From the entries below, please gather each line containing the string "年以下有期徒刑".
— Start of SUPPLIED DATA —
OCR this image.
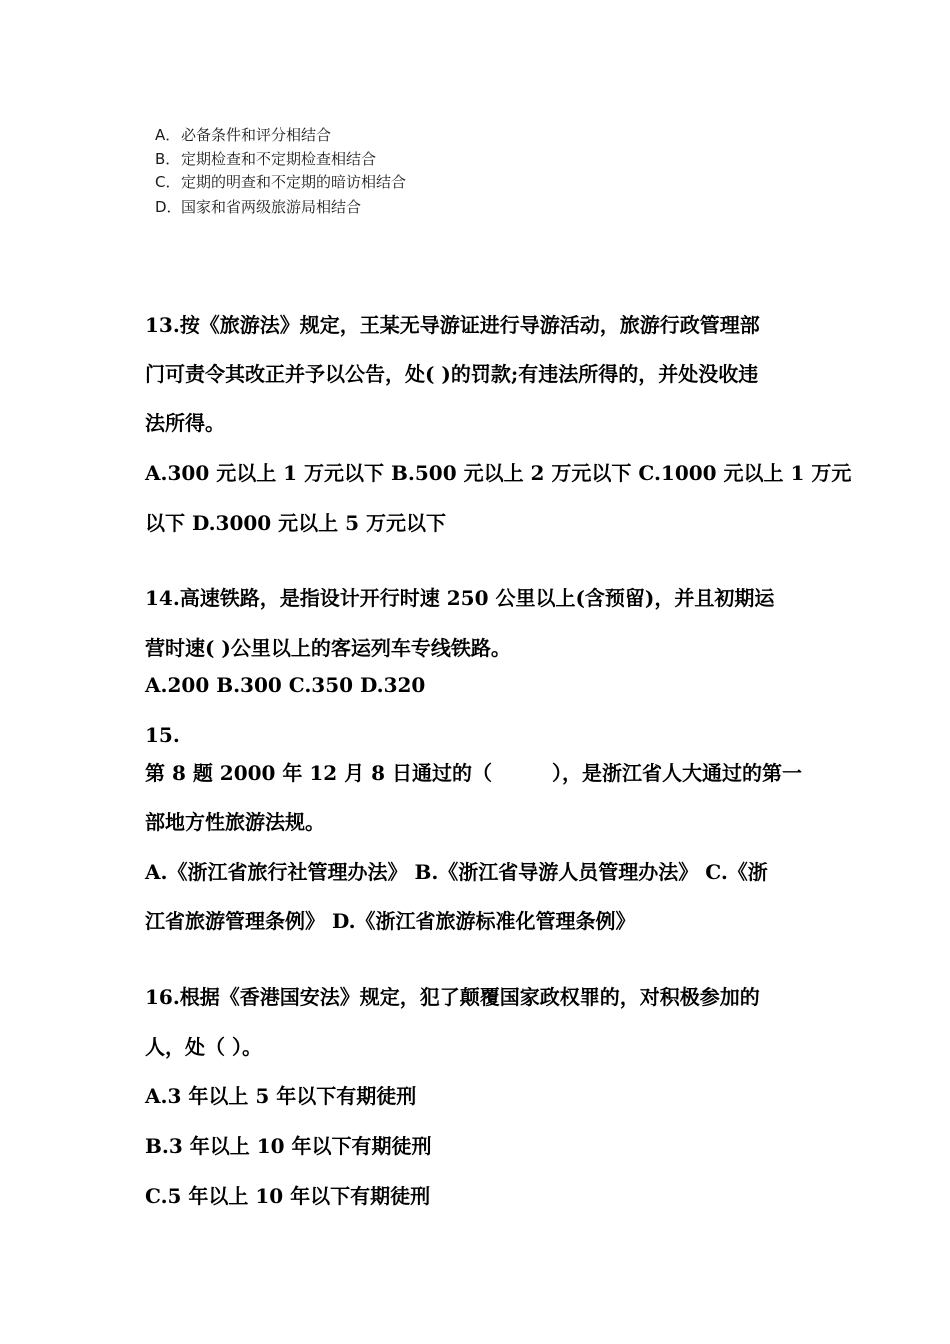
A．必备条件和评分相结合
B．定期检查和不定期检查相结合
C．定期的明查和不定期的暗访相结合
D．国家和省两级旅游局相结合
13.按《旅游法》规定，王某无导游证进行导游活动，旅游行政管理部
门可责令其改正并予以公告，处( )的罚款;有违法所得的，并处没收违
法所得。
A.300 元以上 1 万元以下 B.500 元以上 2 万元以下 C.1000 元以上 1 万元
以下 D.3000 元以上 5 万元以下
14.高速铁路，是指设计开行时速 250 公里以上(含预留)，并且初期运
营时速( )公里以上的客运列车专线铁路。
A.200 B.300 C.350 D.320
15.
第 8 题 2000 年 12 月 8 日通过的（　　　），是浙江省人大通过的第一
部地方性旅游法规。
A.《浙江省旅行社管理办法》 B.《浙江省导游人员管理办法》 C.《浙
江省旅游管理条例》 D.《浙江省旅游标准化管理条例》
16.根据《香港国安法》规定，犯了颠覆国家政权罪的，对积极参加的
人，处（ ）。
A.3 年以上 5 年以下有期徒刑
B.3 年以上 10 年以下有期徒刑
C.5 年以上 10 年以下有期徒刑
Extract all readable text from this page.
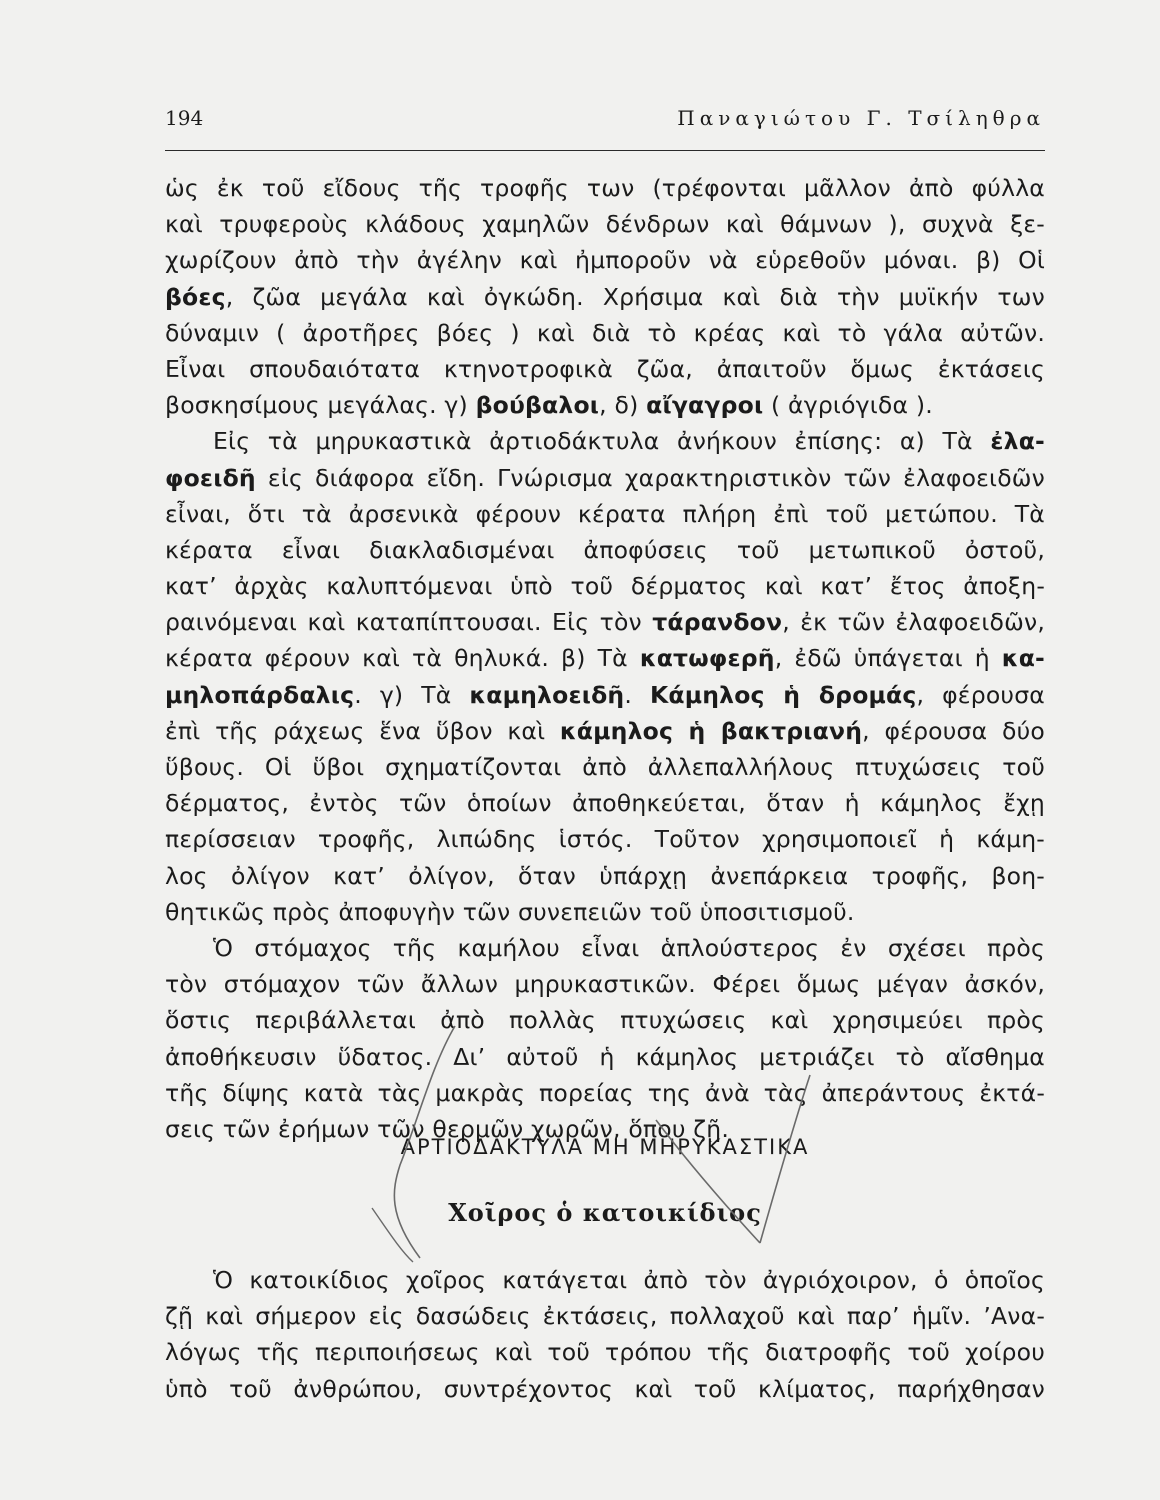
194	Παναγιώτου Γ. Τσίληθρα
ὡς ἐκ τοῦ εἴδους τῆς τροφῆς των (τρέφονται μᾶλλον ἀπὸ φύλλα
καὶ τρυφεροὺς κλάδους χαμηλῶν δένδρων καὶ θάμνων ), συχνὰ ξε-
χωρίζουν ἀπὸ τὴν ἀγέλην καὶ ἠμποροῦν νὰ εὑρεθοῦν μόναι. β) Οἱ
βόες, ζῶα μεγάλα καὶ ὀγκώδη. Χρήσιμα καὶ διὰ τὴν μυϊκήν των
δύναμιν ( ἀροτῆρες βόες ) καὶ διὰ τὸ κρέας καὶ τὸ γάλα αὐτῶν.
Εἶναι σπουδαιότατα κτηνοτροφικὰ ζῶα, ἀπαιτοῦν ὅμως ἐκτάσεις
βοσκησίμους μεγάλας. γ) βούβαλοι, δ) αἴγαγροι ( ἀγριόγιδα ).
Εἰς τὰ μηρυκαστικὰ ἀρτιοδάκτυλα ἀνήκουν ἐπίσης: α) Τὰ ἐλα-
φοειδῆ εἰς διάφορα εἴδη. Γνώρισμα χαρακτηριστικὸν τῶν ἐλαφοειδῶν
εἶναι, ὅτι τὰ ἀρσενικὰ φέρουν κέρατα πλήρη ἐπὶ τοῦ μετώπου. Τὰ
κέρατα εἶναι διακλαδισμέναι ἀποφύσεις τοῦ μετωπικοῦ ὀστοῦ,
κατ’ ἀρχὰς καλυπτόμεναι ὑπὸ τοῦ δέρματος καὶ κατ’ ἔτος ἀποξη-
ραινόμεναι καὶ καταπίπτουσαι. Εἰς τὸν τάρανδον, ἐκ τῶν ἐλαφοειδῶν,
κέρατα φέρουν καὶ τὰ θηλυκά. β) Τὰ κατωφερῆ, ἐδῶ ὑπάγεται ἡ κα-
μηλοπάρδαλις. γ) Τὰ καμηλοειδῆ. Κάμηλος ἡ δρομάς, φέρουσα
ἐπὶ τῆς ράχεως ἕνα ὕβον καὶ κάμηλος ἡ βακτριανή, φέρουσα δύο
ὕβους. Οἱ ὕβοι σχηματίζονται ἀπὸ ἀλλεπαλλήλους πτυχώσεις τοῦ
δέρματος, ἐντὸς τῶν ὁποίων ἀποθηκεύεται, ὅταν ἡ κάμηλος ἔχῃ
περίσσειαν τροφῆς, λιπώδης ἱστός. Τοῦτον χρησιμοποιεῖ ἡ κάμη-
λος ὀλίγον κατ’ ὀλίγον, ὅταν ὑπάρχῃ ἀνεπάρκεια τροφῆς, βοη-
θητικῶς πρὸς ἀποφυγὴν τῶν συνεπειῶν τοῦ ὑποσιτισμοῦ.
Ὁ στόμαχος τῆς καμήλου εἶναι ἁπλούστερος ἐν σχέσει πρὸς
τὸν στόμαχον τῶν ἄλλων μηρυκαστικῶν. Φέρει ὅμως μέγαν ἀσκόν,
ὅστις περιβάλλεται ἀπὸ πολλὰς πτυχώσεις καὶ χρησιμεύει πρὸς
ἀποθήκευσιν ὕδατος. Δι’ αὐτοῦ ἡ κάμηλος μετριάζει τὸ αἴσθημα
τῆς δίψης κατὰ τὰς μακρὰς πορείας της ἀνὰ τὰς ἀπεράντους ἐκτά-
σεις τῶν ἐρήμων τῶν θερμῶν χωρῶν, ὅπου ζῇ.
ΑΡΤΙΟΔΑΚΤΥΛΑ ΜΗ ΜΗΡΥΚΑΣΤΙΚΑ
Χοῖρος ὁ κατοικίδιος
Ὁ κατοικίδιος χοῖρος κατάγεται ἀπὸ τὸν ἀγριόχοιρον, ὁ ὁποῖος
ζῇ καὶ σήμερον εἰς δασώδεις ἐκτάσεις, πολλαχοῦ καὶ παρ’ ἡμῖν. ’Ανα-
λόγως τῆς περιποιήσεως καὶ τοῦ τρόπου τῆς διατροφῆς τοῦ χοίρου
ὑπὸ τοῦ ἀνθρώπου, συντρέχοντος καὶ τοῦ κλίματος, παρήχθησαν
— End of SUPPLIED DATA —
TASK OUTPUT
A.3 年以上 5 年以下有期徒刑
B.3 年以上 10 年以下有期徒刑
C.5 年以上 10 年以下有期徒刑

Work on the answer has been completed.